Locate the string "alergickou" in the listing below. Copy every line where it is found.

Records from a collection
begin

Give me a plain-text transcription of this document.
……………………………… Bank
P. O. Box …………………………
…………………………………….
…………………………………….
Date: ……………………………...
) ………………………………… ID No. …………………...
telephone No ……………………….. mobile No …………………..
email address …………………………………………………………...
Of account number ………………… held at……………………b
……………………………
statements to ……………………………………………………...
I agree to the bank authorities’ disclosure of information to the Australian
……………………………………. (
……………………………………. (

end
begin

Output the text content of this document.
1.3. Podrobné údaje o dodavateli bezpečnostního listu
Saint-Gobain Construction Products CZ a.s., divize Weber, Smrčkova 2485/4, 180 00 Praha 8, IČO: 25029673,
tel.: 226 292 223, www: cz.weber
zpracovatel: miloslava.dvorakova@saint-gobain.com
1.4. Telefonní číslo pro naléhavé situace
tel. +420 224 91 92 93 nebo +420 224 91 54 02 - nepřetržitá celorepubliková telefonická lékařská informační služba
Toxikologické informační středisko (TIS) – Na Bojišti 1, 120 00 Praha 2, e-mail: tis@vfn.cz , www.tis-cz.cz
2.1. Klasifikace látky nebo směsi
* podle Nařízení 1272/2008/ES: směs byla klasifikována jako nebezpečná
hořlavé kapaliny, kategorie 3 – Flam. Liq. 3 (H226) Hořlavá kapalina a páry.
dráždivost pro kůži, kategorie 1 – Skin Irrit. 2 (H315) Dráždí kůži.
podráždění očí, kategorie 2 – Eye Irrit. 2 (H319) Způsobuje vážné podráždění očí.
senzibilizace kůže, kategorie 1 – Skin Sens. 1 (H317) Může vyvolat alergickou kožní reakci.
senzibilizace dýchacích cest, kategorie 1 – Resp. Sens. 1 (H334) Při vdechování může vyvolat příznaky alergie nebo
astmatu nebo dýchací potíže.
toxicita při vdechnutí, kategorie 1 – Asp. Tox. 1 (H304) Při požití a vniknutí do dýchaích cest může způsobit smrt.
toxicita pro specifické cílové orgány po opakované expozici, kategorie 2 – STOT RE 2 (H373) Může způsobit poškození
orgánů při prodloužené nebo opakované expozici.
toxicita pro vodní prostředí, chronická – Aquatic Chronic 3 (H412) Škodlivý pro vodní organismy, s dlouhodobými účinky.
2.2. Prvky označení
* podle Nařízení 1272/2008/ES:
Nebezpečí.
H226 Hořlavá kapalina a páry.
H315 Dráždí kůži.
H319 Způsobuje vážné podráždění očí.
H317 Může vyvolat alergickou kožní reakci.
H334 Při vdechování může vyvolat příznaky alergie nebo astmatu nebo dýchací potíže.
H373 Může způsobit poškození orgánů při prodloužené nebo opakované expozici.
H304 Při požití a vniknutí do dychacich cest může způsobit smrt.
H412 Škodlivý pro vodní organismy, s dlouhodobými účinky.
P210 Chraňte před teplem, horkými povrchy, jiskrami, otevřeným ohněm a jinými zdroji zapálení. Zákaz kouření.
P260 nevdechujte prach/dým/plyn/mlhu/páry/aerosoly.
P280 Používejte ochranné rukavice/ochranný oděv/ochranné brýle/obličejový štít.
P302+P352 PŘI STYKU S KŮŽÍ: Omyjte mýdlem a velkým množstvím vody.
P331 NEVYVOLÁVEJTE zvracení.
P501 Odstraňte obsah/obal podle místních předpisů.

end

_TASK OUTPUT_:
senzibilizace kůže, kategorie 1 – Skin Sens. 1 (H317) Může vyvolat alergickou kožní reakci.
H317 Může vyvolat alergickou kožní reakci.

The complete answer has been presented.